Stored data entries
= = =
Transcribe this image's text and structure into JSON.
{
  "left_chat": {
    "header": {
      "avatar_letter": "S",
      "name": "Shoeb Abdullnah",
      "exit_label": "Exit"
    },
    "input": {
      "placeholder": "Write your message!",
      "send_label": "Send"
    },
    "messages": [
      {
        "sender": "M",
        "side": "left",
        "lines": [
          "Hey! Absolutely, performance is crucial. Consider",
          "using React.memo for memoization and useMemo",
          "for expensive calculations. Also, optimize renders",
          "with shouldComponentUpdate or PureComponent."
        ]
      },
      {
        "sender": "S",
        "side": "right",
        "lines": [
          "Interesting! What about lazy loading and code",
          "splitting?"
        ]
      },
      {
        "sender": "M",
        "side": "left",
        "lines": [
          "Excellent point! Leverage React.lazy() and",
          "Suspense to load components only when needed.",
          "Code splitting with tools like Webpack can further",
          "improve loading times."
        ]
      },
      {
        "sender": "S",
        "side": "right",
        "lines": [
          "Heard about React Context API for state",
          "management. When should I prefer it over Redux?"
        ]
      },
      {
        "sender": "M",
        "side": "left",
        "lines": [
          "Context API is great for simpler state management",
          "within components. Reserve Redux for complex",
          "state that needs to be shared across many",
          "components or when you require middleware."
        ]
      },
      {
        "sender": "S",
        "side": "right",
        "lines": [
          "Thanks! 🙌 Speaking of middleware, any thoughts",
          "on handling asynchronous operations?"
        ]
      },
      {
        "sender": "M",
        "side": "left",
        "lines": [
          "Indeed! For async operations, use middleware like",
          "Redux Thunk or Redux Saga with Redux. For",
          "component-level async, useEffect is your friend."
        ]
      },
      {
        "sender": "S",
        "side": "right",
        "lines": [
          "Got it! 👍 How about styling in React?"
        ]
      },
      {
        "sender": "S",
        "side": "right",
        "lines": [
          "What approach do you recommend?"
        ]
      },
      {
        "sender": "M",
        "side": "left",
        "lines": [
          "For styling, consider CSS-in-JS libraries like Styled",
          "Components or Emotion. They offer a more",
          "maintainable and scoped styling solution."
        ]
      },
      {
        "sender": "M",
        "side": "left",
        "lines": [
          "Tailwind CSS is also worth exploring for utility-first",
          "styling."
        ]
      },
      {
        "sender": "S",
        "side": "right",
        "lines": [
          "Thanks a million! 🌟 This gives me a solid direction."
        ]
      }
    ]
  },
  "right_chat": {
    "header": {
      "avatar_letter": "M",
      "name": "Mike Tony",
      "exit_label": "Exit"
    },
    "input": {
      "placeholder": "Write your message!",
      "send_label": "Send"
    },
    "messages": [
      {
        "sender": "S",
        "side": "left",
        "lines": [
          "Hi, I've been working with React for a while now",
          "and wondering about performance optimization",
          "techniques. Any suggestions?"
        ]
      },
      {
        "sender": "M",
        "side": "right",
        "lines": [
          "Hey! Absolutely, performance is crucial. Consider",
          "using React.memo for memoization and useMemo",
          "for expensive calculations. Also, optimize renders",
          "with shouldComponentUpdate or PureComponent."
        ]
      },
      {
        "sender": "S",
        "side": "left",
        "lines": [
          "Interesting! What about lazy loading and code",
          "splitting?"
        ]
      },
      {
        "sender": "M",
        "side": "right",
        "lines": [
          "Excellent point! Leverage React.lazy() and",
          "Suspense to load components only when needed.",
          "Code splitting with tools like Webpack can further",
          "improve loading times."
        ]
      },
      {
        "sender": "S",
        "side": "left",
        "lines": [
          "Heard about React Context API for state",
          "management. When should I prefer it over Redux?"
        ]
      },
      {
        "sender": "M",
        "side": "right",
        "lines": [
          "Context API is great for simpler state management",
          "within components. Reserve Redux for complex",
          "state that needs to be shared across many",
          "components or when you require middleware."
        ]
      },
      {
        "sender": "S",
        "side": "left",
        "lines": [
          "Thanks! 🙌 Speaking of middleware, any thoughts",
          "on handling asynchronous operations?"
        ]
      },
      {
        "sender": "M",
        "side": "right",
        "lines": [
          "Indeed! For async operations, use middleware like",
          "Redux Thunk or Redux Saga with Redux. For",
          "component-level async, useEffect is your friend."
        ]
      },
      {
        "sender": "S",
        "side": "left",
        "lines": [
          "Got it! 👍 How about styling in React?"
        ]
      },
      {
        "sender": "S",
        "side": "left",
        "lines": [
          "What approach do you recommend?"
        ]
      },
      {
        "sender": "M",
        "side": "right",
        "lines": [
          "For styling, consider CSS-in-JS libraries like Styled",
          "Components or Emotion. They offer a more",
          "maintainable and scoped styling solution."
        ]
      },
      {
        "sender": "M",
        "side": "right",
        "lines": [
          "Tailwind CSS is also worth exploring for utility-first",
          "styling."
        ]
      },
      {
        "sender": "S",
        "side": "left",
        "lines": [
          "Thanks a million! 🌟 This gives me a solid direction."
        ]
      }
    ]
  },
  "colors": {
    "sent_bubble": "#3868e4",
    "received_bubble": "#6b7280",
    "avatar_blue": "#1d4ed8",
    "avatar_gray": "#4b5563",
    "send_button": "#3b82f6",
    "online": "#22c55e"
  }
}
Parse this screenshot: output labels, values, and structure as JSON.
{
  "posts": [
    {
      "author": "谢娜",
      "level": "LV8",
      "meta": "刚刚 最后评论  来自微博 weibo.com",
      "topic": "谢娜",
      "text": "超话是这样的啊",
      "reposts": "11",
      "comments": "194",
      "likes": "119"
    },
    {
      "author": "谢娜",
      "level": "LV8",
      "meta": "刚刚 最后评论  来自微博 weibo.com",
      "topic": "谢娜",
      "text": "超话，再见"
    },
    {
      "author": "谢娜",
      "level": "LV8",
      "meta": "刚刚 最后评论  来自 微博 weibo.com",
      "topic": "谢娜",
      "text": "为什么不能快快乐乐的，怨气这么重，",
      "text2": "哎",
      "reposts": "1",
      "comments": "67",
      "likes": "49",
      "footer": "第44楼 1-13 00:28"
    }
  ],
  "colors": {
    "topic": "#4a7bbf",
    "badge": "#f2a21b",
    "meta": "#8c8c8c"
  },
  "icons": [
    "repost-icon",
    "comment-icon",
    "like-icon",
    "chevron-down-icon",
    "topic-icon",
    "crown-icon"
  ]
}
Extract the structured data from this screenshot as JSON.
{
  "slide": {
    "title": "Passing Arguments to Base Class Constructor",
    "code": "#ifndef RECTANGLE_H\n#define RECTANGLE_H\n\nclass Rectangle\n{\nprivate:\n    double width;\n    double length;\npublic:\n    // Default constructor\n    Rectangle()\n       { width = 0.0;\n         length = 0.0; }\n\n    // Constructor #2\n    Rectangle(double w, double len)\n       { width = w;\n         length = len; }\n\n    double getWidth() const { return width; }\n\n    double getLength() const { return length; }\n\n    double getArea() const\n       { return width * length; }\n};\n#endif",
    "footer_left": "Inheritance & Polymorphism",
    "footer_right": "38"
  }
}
= = =
Copy down every line of the material above that includes the string "Constructor".

> **Response to the exercise**:
    "title": "Passing Arguments to Base Class Constructor",
    "code": "#ifndef RECTANGLE_H\n#define RECTANGLE_H\n\nclass Rectangle\n{\nprivate:\n    double width;\n    double length;\npublic:\n    // Default constructor\n    Rectangle()\n       { width = 0.0;\n         length = 0.0; }\n\n    // Constructor #2\n    Rectangle(double w, double len)\n       { width = w;\n         length = len; }\n\n    double getWidth() const { return width; }\n\n    double getLength() const { return length; }\n\n    double getArea() const\n       { return width * length; }\n};\n#endif",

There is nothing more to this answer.